__SUPPLIED INFORMATION__.
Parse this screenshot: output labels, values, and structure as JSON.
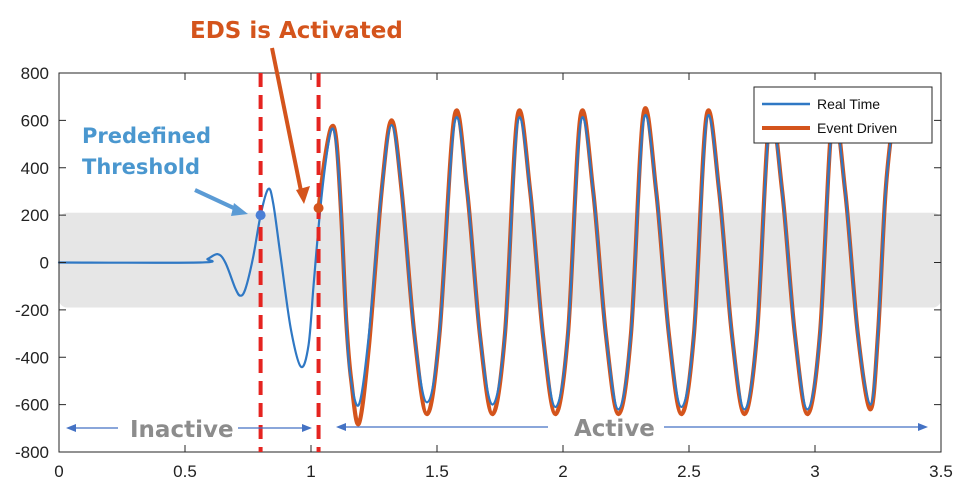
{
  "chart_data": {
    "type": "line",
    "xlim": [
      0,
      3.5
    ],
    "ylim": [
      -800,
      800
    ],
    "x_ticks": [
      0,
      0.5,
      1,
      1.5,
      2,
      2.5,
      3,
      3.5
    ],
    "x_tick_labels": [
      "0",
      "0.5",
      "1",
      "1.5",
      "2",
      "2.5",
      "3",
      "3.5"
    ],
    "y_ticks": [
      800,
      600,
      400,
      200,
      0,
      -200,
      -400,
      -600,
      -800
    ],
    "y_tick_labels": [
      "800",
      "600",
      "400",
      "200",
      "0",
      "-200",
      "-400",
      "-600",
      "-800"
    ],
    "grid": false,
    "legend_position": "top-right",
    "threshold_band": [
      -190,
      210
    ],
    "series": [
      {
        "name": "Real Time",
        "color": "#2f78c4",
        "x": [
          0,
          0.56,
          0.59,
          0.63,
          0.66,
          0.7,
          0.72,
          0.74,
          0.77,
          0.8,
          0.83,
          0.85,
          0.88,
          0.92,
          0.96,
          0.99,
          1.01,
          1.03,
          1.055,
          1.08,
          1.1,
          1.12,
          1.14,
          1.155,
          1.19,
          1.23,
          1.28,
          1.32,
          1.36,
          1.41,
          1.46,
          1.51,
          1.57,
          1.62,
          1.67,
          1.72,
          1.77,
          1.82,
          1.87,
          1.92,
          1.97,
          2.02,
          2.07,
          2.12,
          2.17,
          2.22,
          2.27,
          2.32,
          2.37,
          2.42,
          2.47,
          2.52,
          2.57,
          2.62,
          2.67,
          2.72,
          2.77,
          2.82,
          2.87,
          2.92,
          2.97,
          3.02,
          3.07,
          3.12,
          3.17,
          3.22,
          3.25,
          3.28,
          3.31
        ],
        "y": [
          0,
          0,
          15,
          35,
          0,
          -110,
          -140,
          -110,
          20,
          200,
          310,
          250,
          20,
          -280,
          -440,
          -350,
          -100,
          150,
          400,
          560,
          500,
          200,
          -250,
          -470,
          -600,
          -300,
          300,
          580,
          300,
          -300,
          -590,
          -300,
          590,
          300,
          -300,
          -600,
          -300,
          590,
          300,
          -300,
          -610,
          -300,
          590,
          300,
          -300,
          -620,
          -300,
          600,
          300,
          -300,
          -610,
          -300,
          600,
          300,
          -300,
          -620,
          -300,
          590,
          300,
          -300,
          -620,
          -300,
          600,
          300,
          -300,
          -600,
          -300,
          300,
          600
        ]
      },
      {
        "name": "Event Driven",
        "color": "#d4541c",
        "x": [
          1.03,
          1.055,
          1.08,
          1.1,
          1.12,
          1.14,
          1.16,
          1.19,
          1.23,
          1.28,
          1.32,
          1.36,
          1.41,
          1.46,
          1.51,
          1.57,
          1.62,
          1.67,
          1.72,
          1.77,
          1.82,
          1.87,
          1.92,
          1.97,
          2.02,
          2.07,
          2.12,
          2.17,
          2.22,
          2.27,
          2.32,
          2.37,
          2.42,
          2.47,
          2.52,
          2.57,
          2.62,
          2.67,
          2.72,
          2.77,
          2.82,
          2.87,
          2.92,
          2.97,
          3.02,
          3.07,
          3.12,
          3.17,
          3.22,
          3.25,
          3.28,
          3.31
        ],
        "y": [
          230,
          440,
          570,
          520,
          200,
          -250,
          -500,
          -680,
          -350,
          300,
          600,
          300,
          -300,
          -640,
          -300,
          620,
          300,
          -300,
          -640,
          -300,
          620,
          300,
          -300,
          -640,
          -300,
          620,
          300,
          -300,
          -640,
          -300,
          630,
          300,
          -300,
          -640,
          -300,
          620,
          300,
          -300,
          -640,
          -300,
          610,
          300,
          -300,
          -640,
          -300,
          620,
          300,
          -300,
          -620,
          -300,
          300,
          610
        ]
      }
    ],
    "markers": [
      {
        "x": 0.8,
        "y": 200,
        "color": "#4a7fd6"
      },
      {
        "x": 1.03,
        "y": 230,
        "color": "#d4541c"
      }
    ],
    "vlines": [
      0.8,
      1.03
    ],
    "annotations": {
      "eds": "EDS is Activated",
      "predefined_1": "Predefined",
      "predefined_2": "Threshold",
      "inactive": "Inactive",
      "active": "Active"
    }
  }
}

...

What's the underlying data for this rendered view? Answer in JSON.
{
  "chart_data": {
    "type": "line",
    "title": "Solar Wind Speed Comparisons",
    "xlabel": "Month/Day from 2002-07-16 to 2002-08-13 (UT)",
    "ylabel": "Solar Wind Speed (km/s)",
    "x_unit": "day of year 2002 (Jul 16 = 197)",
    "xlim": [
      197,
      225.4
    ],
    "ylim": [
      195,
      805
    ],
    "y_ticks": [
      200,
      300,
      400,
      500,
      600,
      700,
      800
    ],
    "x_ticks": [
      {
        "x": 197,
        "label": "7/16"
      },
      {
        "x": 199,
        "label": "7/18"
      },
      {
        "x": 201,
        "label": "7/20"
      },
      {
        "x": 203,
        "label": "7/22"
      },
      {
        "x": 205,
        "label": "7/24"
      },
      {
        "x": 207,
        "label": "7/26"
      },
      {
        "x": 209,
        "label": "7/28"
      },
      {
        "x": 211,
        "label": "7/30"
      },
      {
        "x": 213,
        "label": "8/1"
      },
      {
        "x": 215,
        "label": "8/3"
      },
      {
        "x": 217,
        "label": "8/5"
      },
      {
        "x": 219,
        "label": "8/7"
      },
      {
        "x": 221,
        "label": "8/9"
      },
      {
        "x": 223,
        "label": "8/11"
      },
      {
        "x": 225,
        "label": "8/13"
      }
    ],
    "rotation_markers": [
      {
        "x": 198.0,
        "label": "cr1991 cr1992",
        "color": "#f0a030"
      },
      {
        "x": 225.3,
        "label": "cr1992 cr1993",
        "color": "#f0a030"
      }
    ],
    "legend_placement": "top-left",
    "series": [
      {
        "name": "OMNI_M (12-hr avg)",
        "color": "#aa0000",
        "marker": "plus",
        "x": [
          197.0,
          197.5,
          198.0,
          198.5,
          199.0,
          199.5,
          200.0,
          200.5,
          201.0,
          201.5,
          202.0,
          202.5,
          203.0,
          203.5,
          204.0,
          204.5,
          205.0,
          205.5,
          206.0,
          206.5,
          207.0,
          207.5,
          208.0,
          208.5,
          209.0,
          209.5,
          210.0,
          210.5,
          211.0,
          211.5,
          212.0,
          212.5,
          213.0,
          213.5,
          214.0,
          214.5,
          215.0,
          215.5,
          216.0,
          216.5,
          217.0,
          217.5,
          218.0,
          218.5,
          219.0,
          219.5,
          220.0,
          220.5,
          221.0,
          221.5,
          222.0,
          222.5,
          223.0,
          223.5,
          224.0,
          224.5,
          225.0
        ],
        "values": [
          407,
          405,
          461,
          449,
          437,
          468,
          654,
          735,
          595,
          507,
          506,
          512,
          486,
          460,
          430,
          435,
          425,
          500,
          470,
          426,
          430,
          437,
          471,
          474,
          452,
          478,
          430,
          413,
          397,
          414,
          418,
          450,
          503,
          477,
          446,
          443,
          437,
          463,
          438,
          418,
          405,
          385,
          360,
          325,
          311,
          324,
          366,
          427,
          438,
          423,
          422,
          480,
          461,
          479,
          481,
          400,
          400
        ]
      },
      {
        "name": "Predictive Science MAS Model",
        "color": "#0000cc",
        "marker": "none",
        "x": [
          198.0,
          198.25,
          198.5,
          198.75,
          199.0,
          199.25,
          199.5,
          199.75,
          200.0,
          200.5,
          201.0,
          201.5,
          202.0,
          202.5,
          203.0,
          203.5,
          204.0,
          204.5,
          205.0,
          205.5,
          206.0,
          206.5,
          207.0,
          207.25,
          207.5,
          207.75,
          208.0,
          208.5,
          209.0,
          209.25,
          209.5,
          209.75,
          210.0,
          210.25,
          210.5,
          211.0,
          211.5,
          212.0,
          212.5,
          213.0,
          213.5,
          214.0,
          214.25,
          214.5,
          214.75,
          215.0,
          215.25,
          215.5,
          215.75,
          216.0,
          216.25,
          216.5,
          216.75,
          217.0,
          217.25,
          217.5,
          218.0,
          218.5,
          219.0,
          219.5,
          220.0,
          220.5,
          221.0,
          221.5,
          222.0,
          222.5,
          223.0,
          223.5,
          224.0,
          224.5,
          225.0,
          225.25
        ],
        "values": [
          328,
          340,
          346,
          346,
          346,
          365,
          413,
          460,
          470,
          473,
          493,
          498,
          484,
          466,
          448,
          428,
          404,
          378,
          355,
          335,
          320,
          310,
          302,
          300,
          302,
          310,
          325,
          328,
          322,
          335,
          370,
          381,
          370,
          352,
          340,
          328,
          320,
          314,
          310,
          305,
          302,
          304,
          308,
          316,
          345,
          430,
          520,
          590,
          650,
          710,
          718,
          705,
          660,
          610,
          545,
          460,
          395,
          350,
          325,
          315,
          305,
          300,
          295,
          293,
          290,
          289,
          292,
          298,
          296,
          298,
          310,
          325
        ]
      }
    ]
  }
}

__EXERCISE REQUIREMENTS__.
Copy each line above that contains the word "name".

__SOLUTION BELOW__.
        "name": "Real Time",
        "name": "Event Driven",
        "name": "OMNI_M (12-hr avg)",
        "name": "Predictive Science MAS Model",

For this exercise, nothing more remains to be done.